# [Given instruction]
Check every line of the entries for "features", and copy the lines that hold it.

# [Available data]

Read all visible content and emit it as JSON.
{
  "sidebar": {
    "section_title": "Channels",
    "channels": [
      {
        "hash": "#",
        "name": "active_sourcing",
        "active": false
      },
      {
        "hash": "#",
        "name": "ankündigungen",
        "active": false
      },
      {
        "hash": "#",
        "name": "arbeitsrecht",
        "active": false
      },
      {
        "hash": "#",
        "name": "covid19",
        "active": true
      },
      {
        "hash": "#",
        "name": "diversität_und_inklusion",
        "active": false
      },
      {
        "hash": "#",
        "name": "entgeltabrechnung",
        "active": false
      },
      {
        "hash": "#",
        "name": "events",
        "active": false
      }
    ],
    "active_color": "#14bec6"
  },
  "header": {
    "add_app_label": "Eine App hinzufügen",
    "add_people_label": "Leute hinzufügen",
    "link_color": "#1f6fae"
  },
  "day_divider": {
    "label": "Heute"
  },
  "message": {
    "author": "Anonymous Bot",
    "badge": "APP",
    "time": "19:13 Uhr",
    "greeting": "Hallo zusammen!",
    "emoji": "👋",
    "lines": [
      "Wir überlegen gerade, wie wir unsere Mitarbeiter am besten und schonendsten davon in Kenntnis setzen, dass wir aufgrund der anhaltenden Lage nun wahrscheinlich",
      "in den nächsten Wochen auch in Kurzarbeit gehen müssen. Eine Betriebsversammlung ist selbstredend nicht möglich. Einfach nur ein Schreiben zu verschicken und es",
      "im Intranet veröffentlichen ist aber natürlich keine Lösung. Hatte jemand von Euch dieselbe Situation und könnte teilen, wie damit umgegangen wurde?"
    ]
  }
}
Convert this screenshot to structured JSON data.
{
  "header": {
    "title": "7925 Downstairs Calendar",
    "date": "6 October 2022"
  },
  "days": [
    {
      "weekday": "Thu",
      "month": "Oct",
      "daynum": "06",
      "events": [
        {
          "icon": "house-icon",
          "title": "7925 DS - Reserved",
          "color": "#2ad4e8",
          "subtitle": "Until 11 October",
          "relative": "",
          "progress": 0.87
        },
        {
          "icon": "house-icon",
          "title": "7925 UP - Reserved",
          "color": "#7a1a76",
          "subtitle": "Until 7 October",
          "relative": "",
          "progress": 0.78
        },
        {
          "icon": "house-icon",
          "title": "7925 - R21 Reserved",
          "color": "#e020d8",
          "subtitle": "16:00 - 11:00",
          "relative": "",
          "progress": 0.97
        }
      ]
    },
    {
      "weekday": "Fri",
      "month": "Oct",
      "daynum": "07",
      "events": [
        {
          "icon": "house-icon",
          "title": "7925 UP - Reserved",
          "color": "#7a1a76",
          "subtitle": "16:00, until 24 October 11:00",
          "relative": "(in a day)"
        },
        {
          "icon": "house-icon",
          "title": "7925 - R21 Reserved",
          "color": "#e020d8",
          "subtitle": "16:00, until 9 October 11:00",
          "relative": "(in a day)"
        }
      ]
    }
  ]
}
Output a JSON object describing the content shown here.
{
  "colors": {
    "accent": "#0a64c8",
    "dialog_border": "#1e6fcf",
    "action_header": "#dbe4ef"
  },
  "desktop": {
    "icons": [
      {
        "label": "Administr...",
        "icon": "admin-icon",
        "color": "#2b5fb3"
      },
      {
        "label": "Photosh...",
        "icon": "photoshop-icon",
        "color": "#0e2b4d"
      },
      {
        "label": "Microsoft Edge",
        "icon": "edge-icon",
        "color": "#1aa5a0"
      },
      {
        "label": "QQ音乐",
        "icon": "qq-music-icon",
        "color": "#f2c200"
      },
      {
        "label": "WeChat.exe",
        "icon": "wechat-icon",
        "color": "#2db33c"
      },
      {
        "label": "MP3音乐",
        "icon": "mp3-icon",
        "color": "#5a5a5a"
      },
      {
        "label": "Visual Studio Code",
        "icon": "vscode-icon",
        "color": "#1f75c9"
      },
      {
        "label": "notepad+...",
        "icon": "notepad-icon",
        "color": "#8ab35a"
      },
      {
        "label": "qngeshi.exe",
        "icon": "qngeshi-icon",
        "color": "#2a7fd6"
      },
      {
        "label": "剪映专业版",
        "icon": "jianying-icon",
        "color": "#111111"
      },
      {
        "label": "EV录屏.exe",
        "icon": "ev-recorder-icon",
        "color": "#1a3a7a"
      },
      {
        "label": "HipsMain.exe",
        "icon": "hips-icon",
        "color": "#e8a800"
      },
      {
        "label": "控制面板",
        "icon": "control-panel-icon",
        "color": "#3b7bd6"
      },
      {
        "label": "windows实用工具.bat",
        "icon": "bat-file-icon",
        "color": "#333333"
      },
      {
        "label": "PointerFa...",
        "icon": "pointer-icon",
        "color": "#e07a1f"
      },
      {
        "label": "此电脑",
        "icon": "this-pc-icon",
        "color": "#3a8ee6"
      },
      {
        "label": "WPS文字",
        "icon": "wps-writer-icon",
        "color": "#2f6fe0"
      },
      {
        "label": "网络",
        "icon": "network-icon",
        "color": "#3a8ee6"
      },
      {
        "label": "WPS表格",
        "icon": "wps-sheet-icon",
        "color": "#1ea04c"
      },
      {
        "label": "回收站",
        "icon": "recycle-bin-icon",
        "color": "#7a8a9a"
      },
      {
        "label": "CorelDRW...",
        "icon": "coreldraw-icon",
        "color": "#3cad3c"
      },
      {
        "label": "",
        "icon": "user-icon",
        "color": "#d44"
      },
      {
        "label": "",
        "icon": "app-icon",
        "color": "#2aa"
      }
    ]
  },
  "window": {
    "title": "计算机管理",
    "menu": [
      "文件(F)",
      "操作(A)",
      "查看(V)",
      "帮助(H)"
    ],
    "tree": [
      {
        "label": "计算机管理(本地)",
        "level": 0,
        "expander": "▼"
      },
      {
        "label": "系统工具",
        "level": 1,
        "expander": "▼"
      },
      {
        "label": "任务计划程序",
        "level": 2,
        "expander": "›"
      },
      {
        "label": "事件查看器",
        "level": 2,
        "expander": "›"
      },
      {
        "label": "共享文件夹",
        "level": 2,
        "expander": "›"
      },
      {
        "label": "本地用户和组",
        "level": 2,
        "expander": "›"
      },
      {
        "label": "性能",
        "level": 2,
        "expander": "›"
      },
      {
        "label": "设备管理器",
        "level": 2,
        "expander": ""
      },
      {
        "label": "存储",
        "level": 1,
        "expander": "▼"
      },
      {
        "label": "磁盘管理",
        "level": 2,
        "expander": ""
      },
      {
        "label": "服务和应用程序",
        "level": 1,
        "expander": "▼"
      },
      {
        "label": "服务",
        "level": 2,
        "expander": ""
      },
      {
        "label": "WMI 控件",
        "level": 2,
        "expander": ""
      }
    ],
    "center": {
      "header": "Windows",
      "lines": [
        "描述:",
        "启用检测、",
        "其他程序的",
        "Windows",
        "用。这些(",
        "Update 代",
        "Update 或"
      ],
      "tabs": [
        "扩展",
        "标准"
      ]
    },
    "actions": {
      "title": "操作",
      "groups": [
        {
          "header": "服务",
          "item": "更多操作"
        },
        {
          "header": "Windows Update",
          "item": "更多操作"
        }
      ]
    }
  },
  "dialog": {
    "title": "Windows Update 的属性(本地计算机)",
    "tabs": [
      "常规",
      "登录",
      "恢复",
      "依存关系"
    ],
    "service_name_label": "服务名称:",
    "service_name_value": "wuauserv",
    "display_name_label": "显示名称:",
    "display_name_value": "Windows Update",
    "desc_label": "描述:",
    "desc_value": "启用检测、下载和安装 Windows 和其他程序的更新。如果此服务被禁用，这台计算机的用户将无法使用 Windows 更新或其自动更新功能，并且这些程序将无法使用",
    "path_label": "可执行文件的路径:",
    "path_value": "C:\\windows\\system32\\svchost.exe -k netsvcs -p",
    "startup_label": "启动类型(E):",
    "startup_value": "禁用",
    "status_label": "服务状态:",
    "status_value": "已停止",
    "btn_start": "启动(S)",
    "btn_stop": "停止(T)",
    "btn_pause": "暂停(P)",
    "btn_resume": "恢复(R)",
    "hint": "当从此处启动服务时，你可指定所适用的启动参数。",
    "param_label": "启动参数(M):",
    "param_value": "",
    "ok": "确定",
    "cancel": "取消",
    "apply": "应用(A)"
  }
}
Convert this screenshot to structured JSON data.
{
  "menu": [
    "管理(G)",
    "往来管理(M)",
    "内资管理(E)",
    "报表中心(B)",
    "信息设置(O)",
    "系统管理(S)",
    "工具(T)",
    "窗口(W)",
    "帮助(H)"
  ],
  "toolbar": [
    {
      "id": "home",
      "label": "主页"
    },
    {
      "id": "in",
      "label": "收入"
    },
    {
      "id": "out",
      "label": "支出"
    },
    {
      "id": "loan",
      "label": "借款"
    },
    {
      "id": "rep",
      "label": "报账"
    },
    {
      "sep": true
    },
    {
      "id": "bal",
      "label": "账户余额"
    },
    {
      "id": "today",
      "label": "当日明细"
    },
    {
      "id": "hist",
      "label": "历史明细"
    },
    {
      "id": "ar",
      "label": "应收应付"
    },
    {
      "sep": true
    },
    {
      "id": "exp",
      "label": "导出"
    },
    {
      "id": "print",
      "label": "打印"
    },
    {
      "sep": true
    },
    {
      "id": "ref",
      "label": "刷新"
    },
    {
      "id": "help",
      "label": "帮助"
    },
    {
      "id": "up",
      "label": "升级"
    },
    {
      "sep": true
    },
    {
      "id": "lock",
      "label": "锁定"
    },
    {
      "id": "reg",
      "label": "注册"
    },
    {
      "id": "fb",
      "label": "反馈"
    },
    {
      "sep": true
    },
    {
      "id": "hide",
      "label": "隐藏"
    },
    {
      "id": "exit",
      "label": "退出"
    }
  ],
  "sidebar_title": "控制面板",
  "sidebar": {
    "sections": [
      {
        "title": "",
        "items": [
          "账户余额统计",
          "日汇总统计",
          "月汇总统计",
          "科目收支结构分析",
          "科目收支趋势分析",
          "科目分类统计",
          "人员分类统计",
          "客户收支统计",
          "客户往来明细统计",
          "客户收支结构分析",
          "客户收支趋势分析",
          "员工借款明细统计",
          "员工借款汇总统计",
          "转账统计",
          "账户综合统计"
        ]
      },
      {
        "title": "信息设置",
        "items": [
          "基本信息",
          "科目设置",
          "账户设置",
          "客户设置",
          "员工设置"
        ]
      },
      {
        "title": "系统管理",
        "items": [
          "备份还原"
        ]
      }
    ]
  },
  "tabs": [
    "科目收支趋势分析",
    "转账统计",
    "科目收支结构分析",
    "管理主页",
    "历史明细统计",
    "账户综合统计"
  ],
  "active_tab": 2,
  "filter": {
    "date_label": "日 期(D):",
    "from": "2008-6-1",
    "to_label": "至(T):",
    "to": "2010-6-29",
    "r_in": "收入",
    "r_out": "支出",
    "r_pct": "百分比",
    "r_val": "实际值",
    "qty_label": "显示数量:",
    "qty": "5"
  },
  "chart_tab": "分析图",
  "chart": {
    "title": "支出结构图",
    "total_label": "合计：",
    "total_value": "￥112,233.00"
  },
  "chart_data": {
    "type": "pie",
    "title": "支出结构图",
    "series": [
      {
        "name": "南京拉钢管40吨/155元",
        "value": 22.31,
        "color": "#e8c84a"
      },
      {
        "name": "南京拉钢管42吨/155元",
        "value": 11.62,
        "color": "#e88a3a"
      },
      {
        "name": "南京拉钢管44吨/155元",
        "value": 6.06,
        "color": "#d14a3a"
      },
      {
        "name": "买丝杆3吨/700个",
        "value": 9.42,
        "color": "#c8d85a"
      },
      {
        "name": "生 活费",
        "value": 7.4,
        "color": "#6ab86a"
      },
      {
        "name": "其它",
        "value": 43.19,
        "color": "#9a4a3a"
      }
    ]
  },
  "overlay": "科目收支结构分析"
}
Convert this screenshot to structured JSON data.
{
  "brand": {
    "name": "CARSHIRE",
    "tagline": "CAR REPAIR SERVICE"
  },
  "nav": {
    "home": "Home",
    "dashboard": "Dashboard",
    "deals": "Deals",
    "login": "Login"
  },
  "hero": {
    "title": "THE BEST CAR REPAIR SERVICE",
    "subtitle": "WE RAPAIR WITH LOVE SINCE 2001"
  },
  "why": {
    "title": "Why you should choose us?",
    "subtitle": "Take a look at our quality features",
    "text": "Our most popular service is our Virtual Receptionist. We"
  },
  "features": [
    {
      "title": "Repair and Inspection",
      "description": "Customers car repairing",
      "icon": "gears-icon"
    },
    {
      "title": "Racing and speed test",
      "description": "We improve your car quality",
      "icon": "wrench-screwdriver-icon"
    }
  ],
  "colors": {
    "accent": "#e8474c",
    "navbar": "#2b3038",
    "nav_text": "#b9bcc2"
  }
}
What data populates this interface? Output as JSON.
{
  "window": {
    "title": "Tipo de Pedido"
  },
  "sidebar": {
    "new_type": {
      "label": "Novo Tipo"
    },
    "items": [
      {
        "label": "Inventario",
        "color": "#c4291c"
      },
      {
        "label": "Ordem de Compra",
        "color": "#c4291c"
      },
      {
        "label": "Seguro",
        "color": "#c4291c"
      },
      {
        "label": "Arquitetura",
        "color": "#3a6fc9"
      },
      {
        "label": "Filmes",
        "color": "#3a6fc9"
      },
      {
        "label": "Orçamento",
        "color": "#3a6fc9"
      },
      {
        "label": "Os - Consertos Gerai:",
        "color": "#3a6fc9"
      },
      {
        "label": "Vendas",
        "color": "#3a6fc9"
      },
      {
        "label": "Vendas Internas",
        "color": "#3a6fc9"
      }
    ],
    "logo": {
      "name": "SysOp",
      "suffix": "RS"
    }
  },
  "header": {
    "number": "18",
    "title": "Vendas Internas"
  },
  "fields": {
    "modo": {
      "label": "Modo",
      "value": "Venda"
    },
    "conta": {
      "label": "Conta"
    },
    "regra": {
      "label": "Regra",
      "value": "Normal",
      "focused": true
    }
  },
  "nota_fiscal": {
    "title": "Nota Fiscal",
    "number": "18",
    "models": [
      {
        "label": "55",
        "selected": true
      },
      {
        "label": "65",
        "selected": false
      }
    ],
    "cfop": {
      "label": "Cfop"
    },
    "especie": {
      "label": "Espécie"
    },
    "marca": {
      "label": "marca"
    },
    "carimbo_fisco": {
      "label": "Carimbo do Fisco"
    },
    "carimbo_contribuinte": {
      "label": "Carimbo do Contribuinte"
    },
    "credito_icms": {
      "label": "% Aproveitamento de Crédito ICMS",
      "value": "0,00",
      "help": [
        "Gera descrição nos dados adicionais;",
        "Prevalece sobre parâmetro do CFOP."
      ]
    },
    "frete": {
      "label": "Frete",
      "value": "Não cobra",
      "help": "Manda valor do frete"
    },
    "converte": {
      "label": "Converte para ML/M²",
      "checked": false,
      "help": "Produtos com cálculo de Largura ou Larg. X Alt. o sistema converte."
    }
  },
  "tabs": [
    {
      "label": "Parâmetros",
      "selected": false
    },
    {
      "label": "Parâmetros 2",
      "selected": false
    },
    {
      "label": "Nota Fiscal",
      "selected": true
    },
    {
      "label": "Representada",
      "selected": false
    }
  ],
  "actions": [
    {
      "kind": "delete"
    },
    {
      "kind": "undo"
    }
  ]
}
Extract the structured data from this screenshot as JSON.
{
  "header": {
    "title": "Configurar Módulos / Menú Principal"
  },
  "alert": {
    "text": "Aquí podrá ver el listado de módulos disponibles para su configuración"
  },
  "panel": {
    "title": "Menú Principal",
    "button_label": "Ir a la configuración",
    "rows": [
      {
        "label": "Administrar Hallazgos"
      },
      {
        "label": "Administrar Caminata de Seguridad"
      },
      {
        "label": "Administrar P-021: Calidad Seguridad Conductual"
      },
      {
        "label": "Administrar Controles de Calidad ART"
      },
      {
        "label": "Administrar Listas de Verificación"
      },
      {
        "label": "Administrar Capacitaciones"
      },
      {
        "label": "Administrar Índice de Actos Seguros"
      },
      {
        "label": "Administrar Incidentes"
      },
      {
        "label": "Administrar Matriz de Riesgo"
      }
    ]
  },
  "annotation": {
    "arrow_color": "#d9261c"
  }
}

# [Exercise response]
    "subtitle": "Take a look at our quality features",
  "features": [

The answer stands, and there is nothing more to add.